> **AIM**
Show all lines of the listing that hold the word "from".

> **LISTED ENTRIES**
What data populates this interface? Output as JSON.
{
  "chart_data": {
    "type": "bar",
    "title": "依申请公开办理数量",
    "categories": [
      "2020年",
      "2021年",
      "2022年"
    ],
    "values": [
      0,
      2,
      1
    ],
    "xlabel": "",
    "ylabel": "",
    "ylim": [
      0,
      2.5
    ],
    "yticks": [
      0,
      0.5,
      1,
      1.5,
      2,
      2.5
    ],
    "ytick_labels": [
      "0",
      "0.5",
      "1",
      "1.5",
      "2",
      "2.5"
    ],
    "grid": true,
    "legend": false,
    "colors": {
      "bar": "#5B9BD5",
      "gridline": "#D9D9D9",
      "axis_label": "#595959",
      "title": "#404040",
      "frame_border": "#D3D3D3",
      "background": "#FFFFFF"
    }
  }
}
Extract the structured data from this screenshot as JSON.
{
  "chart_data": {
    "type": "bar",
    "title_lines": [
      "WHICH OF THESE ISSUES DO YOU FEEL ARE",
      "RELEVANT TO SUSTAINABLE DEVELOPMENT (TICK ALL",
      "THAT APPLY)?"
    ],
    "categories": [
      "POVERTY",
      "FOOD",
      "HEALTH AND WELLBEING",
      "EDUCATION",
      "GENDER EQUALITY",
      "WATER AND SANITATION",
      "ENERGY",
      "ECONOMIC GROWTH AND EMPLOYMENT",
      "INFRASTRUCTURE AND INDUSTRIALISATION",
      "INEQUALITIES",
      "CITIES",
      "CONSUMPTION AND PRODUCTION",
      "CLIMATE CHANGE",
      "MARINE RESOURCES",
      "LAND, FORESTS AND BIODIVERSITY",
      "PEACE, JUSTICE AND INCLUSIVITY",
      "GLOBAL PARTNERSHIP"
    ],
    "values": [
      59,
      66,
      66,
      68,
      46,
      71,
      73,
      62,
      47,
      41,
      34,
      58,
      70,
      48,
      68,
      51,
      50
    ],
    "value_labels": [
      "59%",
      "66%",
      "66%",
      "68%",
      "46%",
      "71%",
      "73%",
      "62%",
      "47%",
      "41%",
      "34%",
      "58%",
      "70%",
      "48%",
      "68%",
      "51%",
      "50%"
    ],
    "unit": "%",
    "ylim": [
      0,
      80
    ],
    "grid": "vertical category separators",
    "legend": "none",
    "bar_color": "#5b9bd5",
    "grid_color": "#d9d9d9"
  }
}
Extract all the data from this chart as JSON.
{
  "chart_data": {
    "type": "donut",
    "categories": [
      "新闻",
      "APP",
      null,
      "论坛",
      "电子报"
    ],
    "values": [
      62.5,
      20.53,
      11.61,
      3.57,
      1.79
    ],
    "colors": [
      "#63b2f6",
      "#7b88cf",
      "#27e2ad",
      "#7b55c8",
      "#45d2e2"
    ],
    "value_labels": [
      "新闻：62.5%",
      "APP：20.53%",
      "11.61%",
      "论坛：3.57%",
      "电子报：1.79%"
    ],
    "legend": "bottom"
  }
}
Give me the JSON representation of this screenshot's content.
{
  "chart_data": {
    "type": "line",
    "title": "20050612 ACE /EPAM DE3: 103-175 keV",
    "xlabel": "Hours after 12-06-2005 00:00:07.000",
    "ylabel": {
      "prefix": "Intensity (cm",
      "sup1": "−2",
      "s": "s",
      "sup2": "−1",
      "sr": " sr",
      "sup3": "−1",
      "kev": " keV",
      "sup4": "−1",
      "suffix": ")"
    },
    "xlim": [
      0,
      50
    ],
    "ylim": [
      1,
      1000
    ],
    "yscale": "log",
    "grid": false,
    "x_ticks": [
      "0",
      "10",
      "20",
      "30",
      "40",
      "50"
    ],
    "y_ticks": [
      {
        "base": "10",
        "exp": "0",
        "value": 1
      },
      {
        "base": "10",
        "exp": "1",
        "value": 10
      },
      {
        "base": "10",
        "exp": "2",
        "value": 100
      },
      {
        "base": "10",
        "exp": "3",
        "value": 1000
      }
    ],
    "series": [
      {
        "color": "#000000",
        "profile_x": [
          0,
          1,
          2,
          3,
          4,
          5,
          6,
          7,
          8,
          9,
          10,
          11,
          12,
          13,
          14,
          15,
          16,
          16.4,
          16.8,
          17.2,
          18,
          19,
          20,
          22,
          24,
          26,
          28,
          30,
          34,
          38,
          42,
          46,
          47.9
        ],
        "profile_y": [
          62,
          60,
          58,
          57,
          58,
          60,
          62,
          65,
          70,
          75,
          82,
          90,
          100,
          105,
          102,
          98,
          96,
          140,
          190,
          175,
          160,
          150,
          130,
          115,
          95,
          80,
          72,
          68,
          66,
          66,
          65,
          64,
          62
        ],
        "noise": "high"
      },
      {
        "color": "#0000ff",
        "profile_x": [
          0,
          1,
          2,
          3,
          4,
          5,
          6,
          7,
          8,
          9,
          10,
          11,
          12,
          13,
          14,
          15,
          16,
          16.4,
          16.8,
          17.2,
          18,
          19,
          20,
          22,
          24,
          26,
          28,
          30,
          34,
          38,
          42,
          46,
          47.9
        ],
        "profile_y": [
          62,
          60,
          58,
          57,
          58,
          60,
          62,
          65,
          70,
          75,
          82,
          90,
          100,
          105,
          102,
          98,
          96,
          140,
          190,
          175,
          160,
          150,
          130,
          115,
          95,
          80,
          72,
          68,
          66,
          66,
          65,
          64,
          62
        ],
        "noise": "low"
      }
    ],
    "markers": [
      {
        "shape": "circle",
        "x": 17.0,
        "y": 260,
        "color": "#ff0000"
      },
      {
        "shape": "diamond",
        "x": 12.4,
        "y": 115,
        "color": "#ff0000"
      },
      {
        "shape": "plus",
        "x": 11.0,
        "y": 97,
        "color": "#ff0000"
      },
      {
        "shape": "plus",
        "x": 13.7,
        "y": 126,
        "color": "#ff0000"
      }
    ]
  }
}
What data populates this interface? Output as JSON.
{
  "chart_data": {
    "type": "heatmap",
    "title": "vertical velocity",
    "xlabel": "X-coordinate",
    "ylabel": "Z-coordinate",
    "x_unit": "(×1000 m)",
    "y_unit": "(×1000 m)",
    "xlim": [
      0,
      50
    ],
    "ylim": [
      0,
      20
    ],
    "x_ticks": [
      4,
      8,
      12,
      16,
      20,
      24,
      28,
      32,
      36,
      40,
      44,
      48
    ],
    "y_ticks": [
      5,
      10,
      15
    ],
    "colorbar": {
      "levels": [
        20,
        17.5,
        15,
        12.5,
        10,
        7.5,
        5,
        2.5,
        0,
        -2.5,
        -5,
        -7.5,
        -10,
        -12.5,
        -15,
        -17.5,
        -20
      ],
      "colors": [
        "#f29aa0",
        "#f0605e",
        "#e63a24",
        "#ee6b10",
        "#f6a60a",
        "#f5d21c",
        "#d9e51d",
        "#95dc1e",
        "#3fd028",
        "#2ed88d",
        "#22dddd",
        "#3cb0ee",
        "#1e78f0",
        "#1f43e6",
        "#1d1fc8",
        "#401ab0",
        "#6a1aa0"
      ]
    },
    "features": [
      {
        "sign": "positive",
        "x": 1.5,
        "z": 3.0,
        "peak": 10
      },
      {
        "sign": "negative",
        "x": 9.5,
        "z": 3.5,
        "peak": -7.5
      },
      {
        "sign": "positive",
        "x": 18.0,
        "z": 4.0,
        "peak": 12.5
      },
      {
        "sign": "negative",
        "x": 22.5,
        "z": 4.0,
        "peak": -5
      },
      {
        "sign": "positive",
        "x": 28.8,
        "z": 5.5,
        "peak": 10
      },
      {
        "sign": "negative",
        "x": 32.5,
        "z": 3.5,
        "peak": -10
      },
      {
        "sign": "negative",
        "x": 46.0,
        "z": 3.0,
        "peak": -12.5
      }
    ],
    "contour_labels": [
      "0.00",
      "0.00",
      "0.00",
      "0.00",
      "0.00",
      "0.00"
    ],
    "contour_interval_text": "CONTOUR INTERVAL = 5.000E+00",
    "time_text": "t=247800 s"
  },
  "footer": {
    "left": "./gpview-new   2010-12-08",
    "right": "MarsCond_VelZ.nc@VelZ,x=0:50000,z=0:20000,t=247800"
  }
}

> **TASK ANSWER**
Extract the structured data from this screenshot as JSON.
Extract all the data from this chart as JSON.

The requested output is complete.